» Supplied material

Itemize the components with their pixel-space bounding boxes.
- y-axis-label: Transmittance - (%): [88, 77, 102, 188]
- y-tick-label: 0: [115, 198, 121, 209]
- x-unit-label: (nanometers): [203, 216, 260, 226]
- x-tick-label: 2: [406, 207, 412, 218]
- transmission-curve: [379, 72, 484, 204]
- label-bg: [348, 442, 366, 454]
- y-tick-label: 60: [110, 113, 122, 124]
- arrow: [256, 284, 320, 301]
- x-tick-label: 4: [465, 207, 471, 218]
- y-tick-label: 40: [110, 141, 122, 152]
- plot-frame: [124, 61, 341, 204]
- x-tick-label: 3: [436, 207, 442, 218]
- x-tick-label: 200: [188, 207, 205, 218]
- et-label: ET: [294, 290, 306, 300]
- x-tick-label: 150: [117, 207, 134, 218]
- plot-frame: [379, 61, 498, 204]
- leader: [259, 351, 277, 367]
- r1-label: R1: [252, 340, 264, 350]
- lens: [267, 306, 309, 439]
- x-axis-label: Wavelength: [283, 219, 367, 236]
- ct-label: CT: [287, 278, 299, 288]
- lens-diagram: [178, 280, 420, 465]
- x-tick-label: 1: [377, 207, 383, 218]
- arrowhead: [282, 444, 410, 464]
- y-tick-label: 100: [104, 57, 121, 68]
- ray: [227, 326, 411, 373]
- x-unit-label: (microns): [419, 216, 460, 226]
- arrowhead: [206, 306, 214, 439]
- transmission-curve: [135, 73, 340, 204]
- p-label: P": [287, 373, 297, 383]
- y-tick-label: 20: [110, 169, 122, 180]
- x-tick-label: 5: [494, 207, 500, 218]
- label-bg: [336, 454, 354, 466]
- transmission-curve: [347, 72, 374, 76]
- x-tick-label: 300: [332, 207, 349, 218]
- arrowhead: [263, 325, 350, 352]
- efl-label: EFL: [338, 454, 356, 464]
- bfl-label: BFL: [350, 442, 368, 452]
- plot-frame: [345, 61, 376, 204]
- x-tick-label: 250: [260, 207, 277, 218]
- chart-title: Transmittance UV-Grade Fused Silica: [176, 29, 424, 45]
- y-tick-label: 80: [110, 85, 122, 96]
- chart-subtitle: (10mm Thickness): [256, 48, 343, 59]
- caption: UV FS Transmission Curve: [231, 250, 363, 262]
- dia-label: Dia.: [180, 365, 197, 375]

» Required task
Can you write out the listing again with each "transmission-curve" swapped for "spectrum-curve" and nothing else altered?

» Expected answer
Itemize the components with their pixel-space bounding boxes.
- y-axis-label: Transmittance - (%): [88, 77, 102, 188]
- y-tick-label: 0: [115, 198, 121, 209]
- x-unit-label: (nanometers): [203, 216, 260, 226]
- x-tick-label: 2: [406, 207, 412, 218]
- spectrum-curve: [379, 72, 484, 204]
- label-bg: [348, 442, 366, 454]
- y-tick-label: 60: [110, 113, 122, 124]
- arrow: [256, 284, 320, 301]
- x-tick-label: 4: [465, 207, 471, 218]
- y-tick-label: 40: [110, 141, 122, 152]
- plot-frame: [124, 61, 341, 204]
- x-tick-label: 3: [436, 207, 442, 218]
- x-tick-label: 200: [188, 207, 205, 218]
- et-label: ET: [294, 290, 306, 300]
- x-tick-label: 150: [117, 207, 134, 218]
- plot-frame: [379, 61, 498, 204]
- leader: [259, 351, 277, 367]
- r1-label: R1: [252, 340, 264, 350]
- lens: [267, 306, 309, 439]
- x-axis-label: Wavelength: [283, 219, 367, 236]
- ct-label: CT: [287, 278, 299, 288]
- lens-diagram: [178, 280, 420, 465]
- x-tick-label: 1: [377, 207, 383, 218]
- arrowhead: [282, 444, 410, 464]
- y-tick-label: 100: [104, 57, 121, 68]
- ray: [227, 326, 411, 373]
- x-unit-label: (microns): [419, 216, 460, 226]
- arrowhead: [206, 306, 214, 439]
- spectrum-curve: [135, 73, 340, 204]
- p-label: P": [287, 373, 297, 383]
- y-tick-label: 20: [110, 169, 122, 180]
- x-tick-label: 5: [494, 207, 500, 218]
- label-bg: [336, 454, 354, 466]
- spectrum-curve: [347, 72, 374, 76]
- x-tick-label: 300: [332, 207, 349, 218]
- arrowhead: [263, 325, 350, 352]
- efl-label: EFL: [338, 454, 356, 464]
- bfl-label: BFL: [350, 442, 368, 452]
- plot-frame: [345, 61, 376, 204]
- x-tick-label: 250: [260, 207, 277, 218]
- chart-title: Transmittance UV-Grade Fused Silica: [176, 29, 424, 45]
- y-tick-label: 80: [110, 85, 122, 96]
- chart-subtitle: (10mm Thickness): [256, 48, 343, 59]
- caption: UV FS Transmission Curve: [231, 250, 363, 262]
- dia-label: Dia.: [180, 365, 197, 375]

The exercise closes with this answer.